• _AIM OF THE TASK_
No images are to be carried over; print all other material exactly as it stands.
=-=-=-=-=
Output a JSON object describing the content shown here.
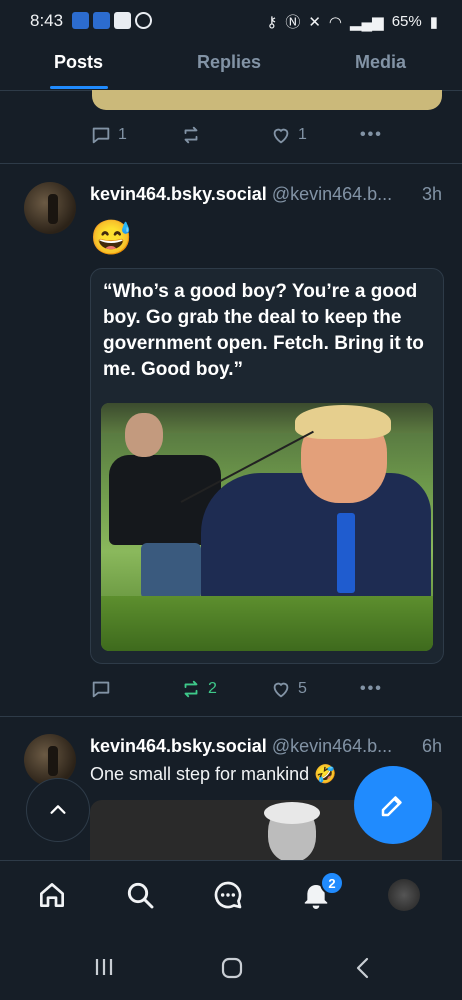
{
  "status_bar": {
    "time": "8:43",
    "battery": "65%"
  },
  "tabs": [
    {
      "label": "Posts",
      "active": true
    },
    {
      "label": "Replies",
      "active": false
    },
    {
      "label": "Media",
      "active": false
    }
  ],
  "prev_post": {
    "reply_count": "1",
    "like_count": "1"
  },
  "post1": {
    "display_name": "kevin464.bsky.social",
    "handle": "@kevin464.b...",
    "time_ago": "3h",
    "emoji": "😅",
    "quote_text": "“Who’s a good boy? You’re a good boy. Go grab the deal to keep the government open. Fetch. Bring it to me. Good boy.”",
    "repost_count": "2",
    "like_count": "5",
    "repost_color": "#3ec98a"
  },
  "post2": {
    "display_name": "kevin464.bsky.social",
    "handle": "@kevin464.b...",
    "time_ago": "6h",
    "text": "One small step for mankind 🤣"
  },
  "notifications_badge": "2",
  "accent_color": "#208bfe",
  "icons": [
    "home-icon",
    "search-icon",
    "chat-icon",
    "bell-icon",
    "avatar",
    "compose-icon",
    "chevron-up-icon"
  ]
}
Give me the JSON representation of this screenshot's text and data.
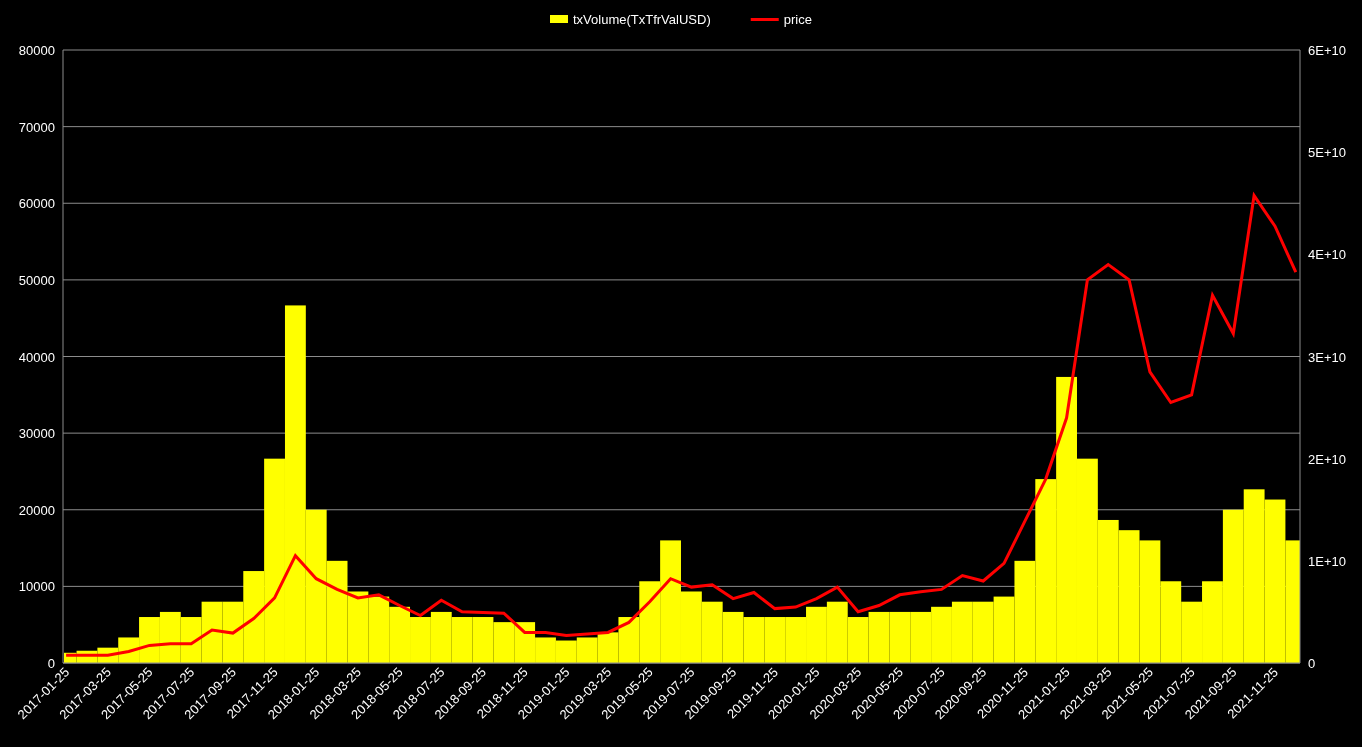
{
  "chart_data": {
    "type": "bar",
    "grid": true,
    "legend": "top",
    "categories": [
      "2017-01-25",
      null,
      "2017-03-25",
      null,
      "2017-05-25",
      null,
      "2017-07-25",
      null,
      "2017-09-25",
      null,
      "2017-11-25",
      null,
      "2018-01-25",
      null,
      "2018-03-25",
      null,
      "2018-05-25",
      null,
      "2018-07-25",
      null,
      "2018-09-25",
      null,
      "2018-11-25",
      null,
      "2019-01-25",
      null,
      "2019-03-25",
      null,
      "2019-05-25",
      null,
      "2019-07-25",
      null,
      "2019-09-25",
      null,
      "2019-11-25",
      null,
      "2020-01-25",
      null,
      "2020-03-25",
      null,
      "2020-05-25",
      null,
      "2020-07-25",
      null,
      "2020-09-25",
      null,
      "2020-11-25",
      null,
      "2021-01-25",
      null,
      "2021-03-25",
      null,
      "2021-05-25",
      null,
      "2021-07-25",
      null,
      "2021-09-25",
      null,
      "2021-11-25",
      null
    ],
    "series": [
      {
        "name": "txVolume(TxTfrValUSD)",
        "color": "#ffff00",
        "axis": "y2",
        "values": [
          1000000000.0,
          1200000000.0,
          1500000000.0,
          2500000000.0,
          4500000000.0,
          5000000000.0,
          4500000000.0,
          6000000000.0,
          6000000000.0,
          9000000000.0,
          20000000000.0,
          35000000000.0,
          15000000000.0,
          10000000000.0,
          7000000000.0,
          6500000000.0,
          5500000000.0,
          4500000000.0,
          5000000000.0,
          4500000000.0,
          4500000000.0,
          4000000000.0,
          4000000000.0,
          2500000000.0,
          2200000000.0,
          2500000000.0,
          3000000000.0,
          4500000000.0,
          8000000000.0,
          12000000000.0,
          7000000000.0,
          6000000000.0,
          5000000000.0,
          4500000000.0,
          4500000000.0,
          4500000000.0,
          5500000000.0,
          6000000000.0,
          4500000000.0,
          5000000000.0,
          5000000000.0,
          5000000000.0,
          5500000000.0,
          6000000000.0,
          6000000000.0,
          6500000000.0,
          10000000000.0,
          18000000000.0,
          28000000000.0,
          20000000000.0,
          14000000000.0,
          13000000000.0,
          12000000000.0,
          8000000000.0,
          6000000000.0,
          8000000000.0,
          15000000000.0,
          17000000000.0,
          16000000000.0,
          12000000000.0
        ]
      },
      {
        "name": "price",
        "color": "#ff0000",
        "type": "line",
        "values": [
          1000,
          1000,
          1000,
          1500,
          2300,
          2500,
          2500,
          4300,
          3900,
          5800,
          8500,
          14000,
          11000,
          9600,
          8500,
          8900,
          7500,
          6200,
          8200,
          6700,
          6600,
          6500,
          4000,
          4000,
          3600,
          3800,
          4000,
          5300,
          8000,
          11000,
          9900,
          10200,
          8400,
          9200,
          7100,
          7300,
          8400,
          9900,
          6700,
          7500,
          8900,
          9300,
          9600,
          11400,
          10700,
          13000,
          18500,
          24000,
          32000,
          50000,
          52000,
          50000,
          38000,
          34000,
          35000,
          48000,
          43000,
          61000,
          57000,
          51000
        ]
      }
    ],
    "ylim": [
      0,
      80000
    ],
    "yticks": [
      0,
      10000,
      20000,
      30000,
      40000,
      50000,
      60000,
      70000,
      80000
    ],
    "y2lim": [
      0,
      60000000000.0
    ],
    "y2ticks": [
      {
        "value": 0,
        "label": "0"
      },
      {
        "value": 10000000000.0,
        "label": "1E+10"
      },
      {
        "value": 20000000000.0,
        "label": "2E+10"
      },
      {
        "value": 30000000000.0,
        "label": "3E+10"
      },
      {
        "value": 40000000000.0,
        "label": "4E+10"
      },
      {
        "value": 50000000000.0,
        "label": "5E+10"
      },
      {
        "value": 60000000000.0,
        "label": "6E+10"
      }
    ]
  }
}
=-=-=-=-=
• _COMPLETE ANSWER_
Output a JSON object describing the content shown here.
{
  "status_bar": {
    "time": "8:43",
    "battery": "65%"
  },
  "tabs": [
    {
      "label": "Posts",
      "active": true
    },
    {
      "label": "Replies",
      "active": false
    },
    {
      "label": "Media",
      "active": false
    }
  ],
  "prev_post": {
    "reply_count": "1",
    "like_count": "1"
  },
  "post1": {
    "display_name": "kevin464.bsky.social",
    "handle": "@kevin464.b...",
    "time_ago": "3h",
    "emoji": "😅",
    "quote_text": "“Who’s a good boy? You’re a good boy. Go grab the deal to keep the government open. Fetch. Bring it to me. Good boy.”",
    "repost_count": "2",
    "like_count": "5",
    "repost_color": "#3ec98a"
  },
  "post2": {
    "display_name": "kevin464.bsky.social",
    "handle": "@kevin464.b...",
    "time_ago": "6h",
    "text": "One small step for mankind 🤣"
  },
  "notifications_badge": "2",
  "accent_color": "#208bfe",
  "icons": [
    "home-icon",
    "search-icon",
    "chat-icon",
    "bell-icon",
    "avatar",
    "compose-icon",
    "chevron-up-icon"
  ]
}
Give me the JSON representation of this screenshot's text and data.
{
  "chart_data": {
    "type": "bar",
    "grid": true,
    "legend": "top",
    "categories": [
      "2017-01-25",
      null,
      "2017-03-25",
      null,
      "2017-05-25",
      null,
      "2017-07-25",
      null,
      "2017-09-25",
      null,
      "2017-11-25",
      null,
      "2018-01-25",
      null,
      "2018-03-25",
      null,
      "2018-05-25",
      null,
      "2018-07-25",
      null,
      "2018-09-25",
      null,
      "2018-11-25",
      null,
      "2019-01-25",
      null,
      "2019-03-25",
      null,
      "2019-05-25",
      null,
      "2019-07-25",
      null,
      "2019-09-25",
      null,
      "2019-11-25",
      null,
      "2020-01-25",
      null,
      "2020-03-25",
      null,
      "2020-05-25",
      null,
      "2020-07-25",
      null,
      "2020-09-25",
      null,
      "2020-11-25",
      null,
      "2021-01-25",
      null,
      "2021-03-25",
      null,
      "2021-05-25",
      null,
      "2021-07-25",
      null,
      "2021-09-25",
      null,
      "2021-11-25",
      null
    ],
    "series": [
      {
        "name": "txVolume(TxTfrValUSD)",
        "color": "#ffff00",
        "axis": "y2",
        "values": [
          1000000000.0,
          1200000000.0,
          1500000000.0,
          2500000000.0,
          4500000000.0,
          5000000000.0,
          4500000000.0,
          6000000000.0,
          6000000000.0,
          9000000000.0,
          20000000000.0,
          35000000000.0,
          15000000000.0,
          10000000000.0,
          7000000000.0,
          6500000000.0,
          5500000000.0,
          4500000000.0,
          5000000000.0,
          4500000000.0,
          4500000000.0,
          4000000000.0,
          4000000000.0,
          2500000000.0,
          2200000000.0,
          2500000000.0,
          3000000000.0,
          4500000000.0,
          8000000000.0,
          12000000000.0,
          7000000000.0,
          6000000000.0,
          5000000000.0,
          4500000000.0,
          4500000000.0,
          4500000000.0,
          5500000000.0,
          6000000000.0,
          4500000000.0,
          5000000000.0,
          5000000000.0,
          5000000000.0,
          5500000000.0,
          6000000000.0,
          6000000000.0,
          6500000000.0,
          10000000000.0,
          18000000000.0,
          28000000000.0,
          20000000000.0,
          14000000000.0,
          13000000000.0,
          12000000000.0,
          8000000000.0,
          6000000000.0,
          8000000000.0,
          15000000000.0,
          17000000000.0,
          16000000000.0,
          12000000000.0
        ]
      },
      {
        "name": "price",
        "color": "#ff0000",
        "type": "line",
        "values": [
          1000,
          1000,
          1000,
          1500,
          2300,
          2500,
          2500,
          4300,
          3900,
          5800,
          8500,
          14000,
          11000,
          9600,
          8500,
          8900,
          7500,
          6200,
          8200,
          6700,
          6600,
          6500,
          4000,
          4000,
          3600,
          3800,
          4000,
          5300,
          8000,
          11000,
          9900,
          10200,
          8400,
          9200,
          7100,
          7300,
          8400,
          9900,
          6700,
          7500,
          8900,
          9300,
          9600,
          11400,
          10700,
          13000,
          18500,
          24000,
          32000,
          50000,
          52000,
          50000,
          38000,
          34000,
          35000,
          48000,
          43000,
          61000,
          57000,
          51000
        ]
      }
    ],
    "ylim": [
      0,
      80000
    ],
    "yticks": [
      0,
      10000,
      20000,
      30000,
      40000,
      50000,
      60000,
      70000,
      80000
    ],
    "y2lim": [
      0,
      60000000000.0
    ],
    "y2ticks": [
      {
        "value": 0,
        "label": "0"
      },
      {
        "value": 10000000000.0,
        "label": "1E+10"
      },
      {
        "value": 20000000000.0,
        "label": "2E+10"
      },
      {
        "value": 30000000000.0,
        "label": "3E+10"
      },
      {
        "value": 40000000000.0,
        "label": "4E+10"
      },
      {
        "value": 50000000000.0,
        "label": "5E+10"
      },
      {
        "value": 60000000000.0,
        "label": "6E+10"
      }
    ]
  }
}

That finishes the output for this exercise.